* **DIRECTION**
What you return should match every record exactly, with the images removed.

— BEGIN AVAILABLE DATA —

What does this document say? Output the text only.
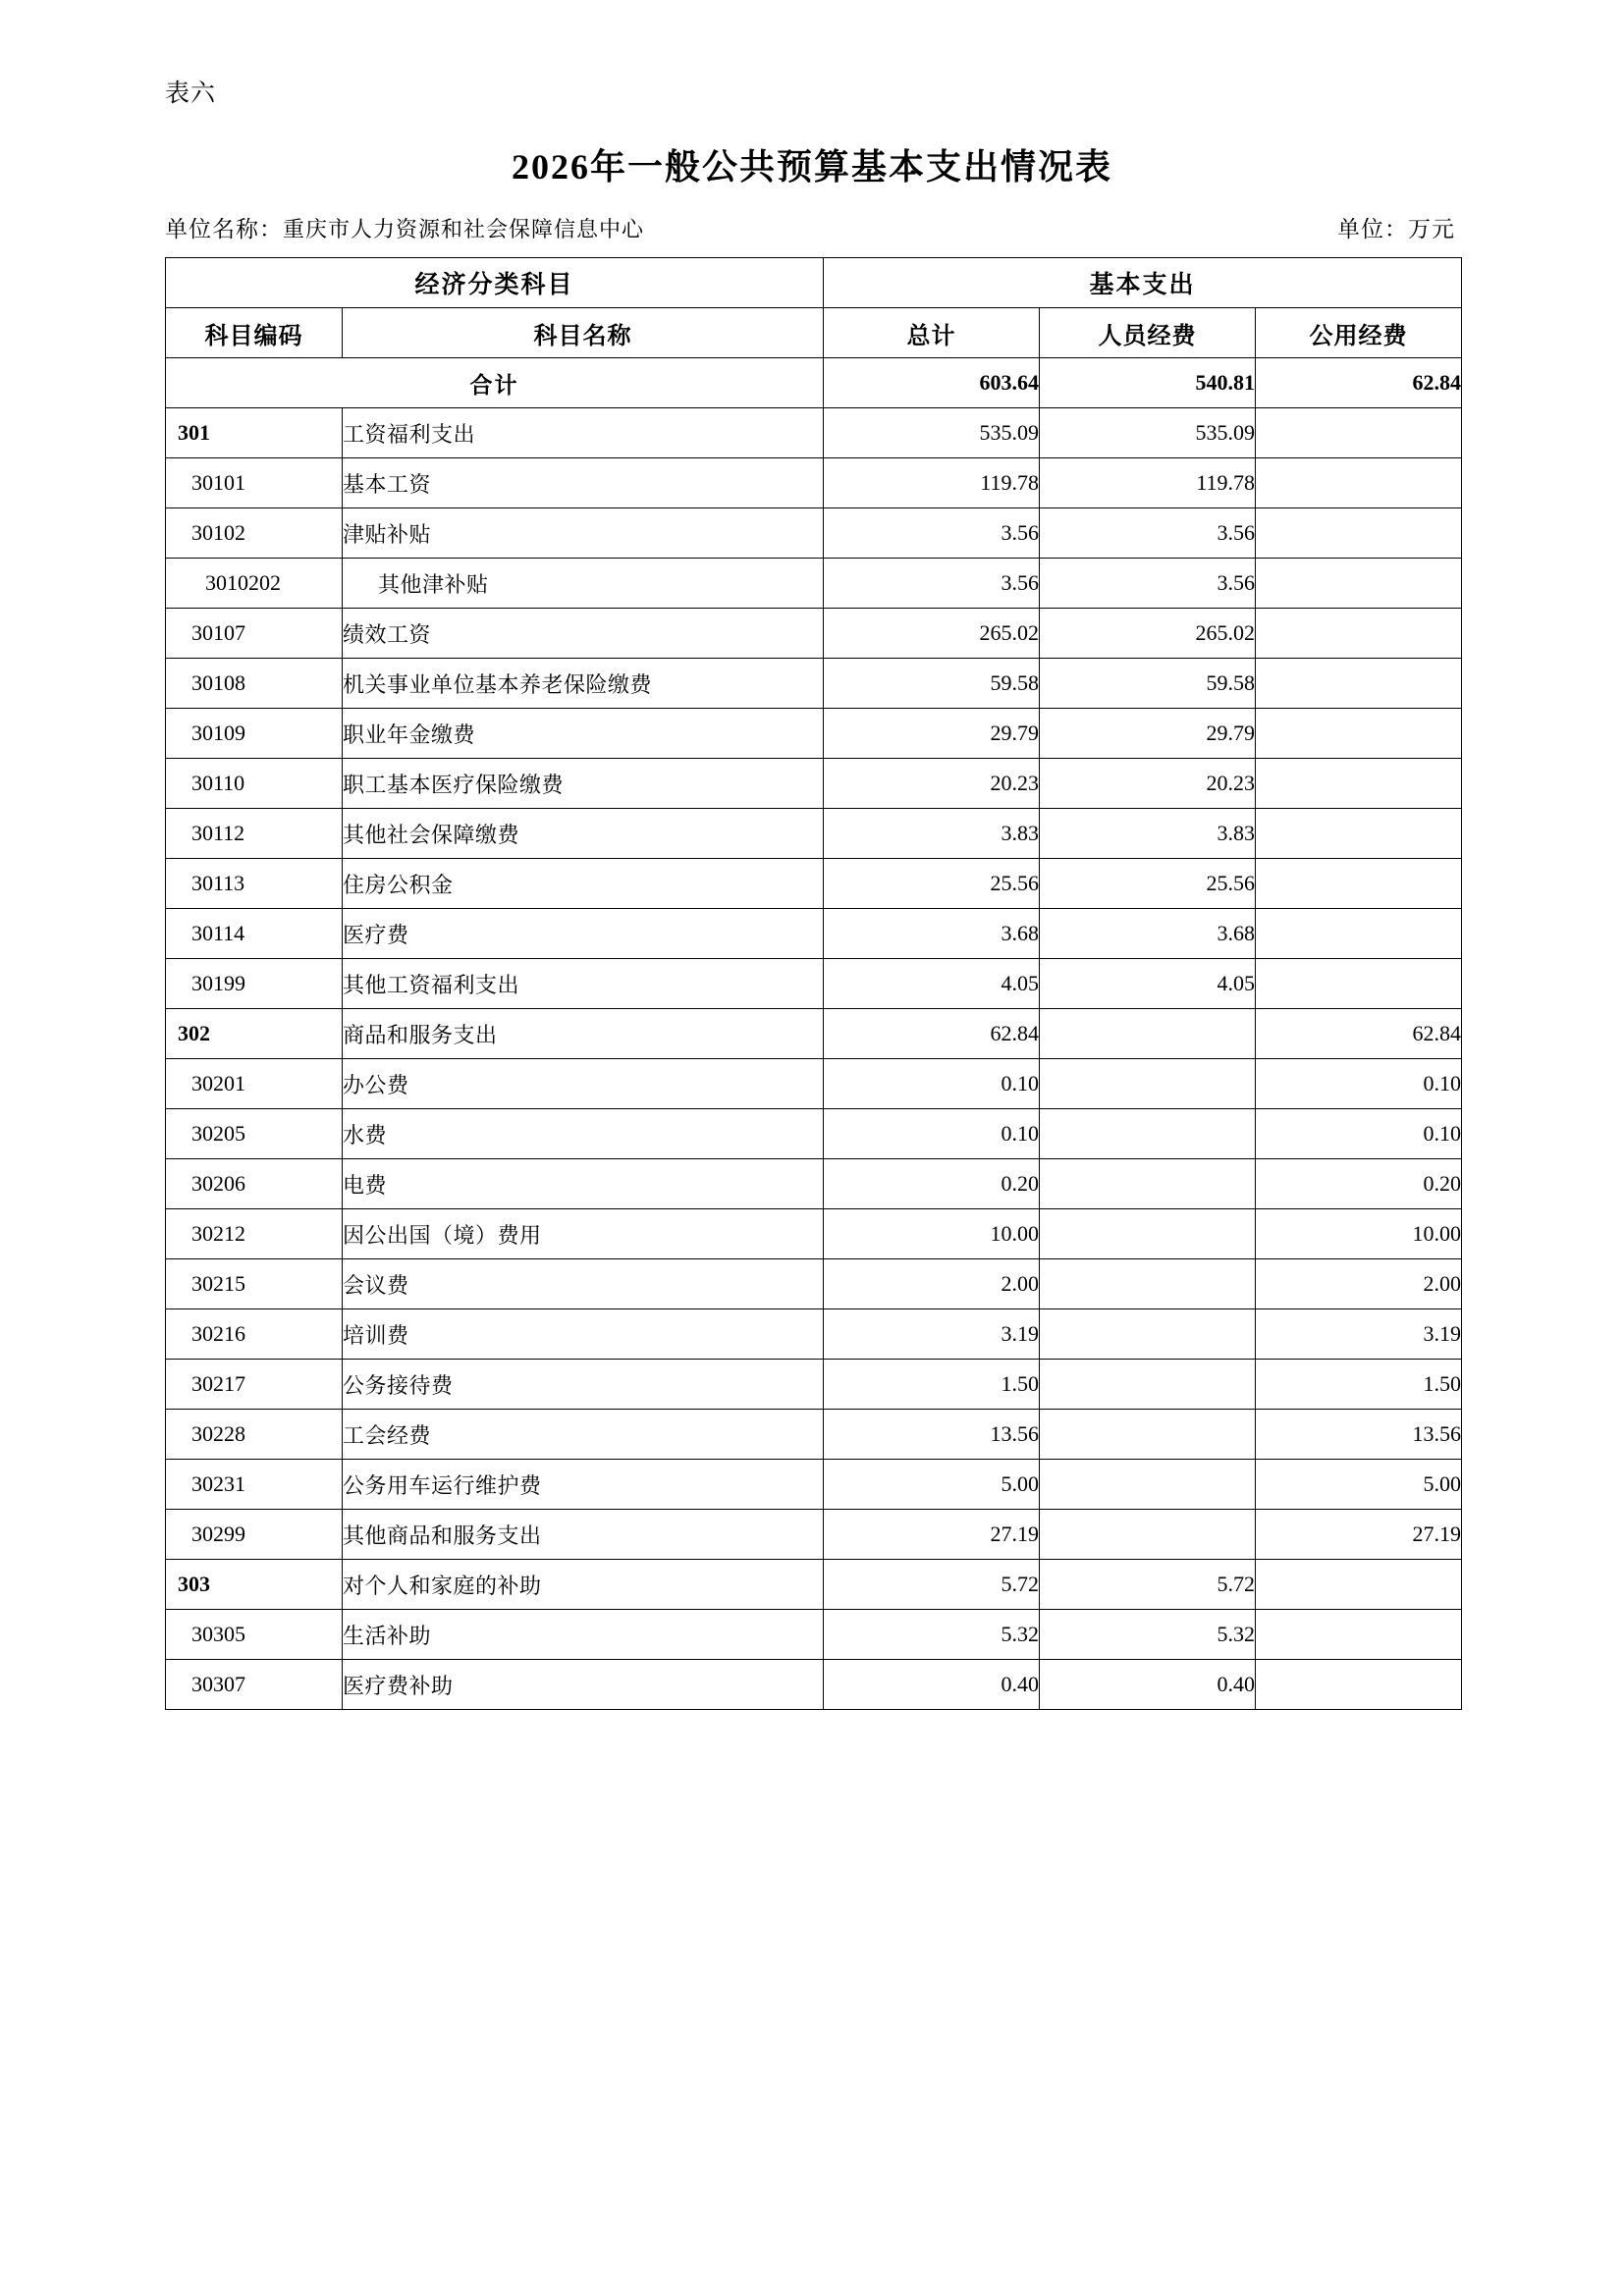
表六
2026年一般公共预算基本支出情况表
单位名称：重庆市人力资源和社会保障信息中心	单位：万元
经济分类科目		基本支出		
科目编码	科目名称	总计	人员经费	公用经费
合计		603.64	540.81	62.84
301	工资福利支出	535.09	535.09	
30101	基本工资	119.78	119.78	
30102	津贴补贴	3.56	3.56	
3010202	其他津补贴	3.56	3.56	
30107	绩效工资	265.02	265.02	
30108	机关事业单位基本养老保险缴费	59.58	59.58	
30109	职业年金缴费	29.79	29.79	
30110	职工基本医疗保险缴费	20.23	20.23	
30112	其他社会保障缴费	3.83	3.83	
30113	住房公积金	25.56	25.56	
30114	医疗费	3.68	3.68	
30199	其他工资福利支出	4.05	4.05	
302	商品和服务支出	62.84		62.84
30201	办公费	0.10		0.10
30205	水费	0.10		0.10
30206	电费	0.20		0.20
30212	因公出国（境）费用	10.00		10.00
30215	会议费	2.00		2.00
30216	培训费	3.19		3.19
30217	公务接待费	1.50		1.50
30228	工会经费	13.56		13.56
30231	公务用车运行维护费	5.00		5.00
30299	其他商品和服务支出	27.19		27.19
303	对个人和家庭的补助	5.72	5.72	
30305	生活补助	5.32	5.32	
30307	医疗费补助	0.40	0.40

— END AVAILABLE DATA —

* **ANSWER FOR THIS EXERCISE**
What does this document say? Output the text only.
表六
2026年一般公共预算基本支出情况表
单位名称：重庆市人力资源和社会保障信息中心	单位：万元
经济分类科目		基本支出		
科目编码	科目名称	总计	人员经费	公用经费
合计		603.64	540.81	62.84
301	工资福利支出	535.09	535.09	
30101	基本工资	119.78	119.78	
30102	津贴补贴	3.56	3.56	
3010202	其他津补贴	3.56	3.56	
30107	绩效工资	265.02	265.02	
30108	机关事业单位基本养老保险缴费	59.58	59.58	
30109	职业年金缴费	29.79	29.79	
30110	职工基本医疗保险缴费	20.23	20.23	
30112	其他社会保障缴费	3.83	3.83	
30113	住房公积金	25.56	25.56	
30114	医疗费	3.68	3.68	
30199	其他工资福利支出	4.05	4.05	
302	商品和服务支出	62.84		62.84
30201	办公费	0.10		0.10
30205	水费	0.10		0.10
30206	电费	0.20		0.20
30212	因公出国（境）费用	10.00		10.00
30215	会议费	2.00		2.00
30216	培训费	3.19		3.19
30217	公务接待费	1.50		1.50
30228	工会经费	13.56		13.56
30231	公务用车运行维护费	5.00		5.00
30299	其他商品和服务支出	27.19		27.19
303	对个人和家庭的补助	5.72	5.72	
30305	生活补助	5.32	5.32	
30307	医疗费补助	0.40	0.40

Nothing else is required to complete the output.